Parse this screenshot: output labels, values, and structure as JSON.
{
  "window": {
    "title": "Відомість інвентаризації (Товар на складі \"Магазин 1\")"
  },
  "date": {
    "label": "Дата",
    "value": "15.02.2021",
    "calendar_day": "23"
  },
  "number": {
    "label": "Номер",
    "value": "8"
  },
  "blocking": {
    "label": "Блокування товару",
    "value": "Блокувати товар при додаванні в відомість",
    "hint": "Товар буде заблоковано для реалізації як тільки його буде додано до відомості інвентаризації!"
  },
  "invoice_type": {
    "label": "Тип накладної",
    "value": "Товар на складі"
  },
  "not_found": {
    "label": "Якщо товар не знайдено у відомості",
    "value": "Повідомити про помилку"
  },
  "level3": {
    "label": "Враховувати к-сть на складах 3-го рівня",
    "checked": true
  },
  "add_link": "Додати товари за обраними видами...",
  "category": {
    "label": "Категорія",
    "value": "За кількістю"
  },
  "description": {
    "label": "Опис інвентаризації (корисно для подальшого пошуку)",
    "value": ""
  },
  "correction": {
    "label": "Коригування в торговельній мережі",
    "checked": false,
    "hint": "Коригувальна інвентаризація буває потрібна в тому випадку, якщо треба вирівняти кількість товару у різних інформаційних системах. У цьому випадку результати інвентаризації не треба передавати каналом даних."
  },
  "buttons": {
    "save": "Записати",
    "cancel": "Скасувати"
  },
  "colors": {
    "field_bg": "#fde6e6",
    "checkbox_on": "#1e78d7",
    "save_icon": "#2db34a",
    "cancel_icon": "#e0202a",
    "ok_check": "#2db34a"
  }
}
***
• [Written instruction]
Go through the records and gather the lines that hold "товару".

• [Worked answer]
    "label": "Блокування товару",
    "hint": "Коригувальна інвентаризація буває потрібна в тому випадку, якщо треба вирівняти кількість товару у різних інформаційних системах. У цьому випадку результати інвентаризації не треба передавати каналом даних."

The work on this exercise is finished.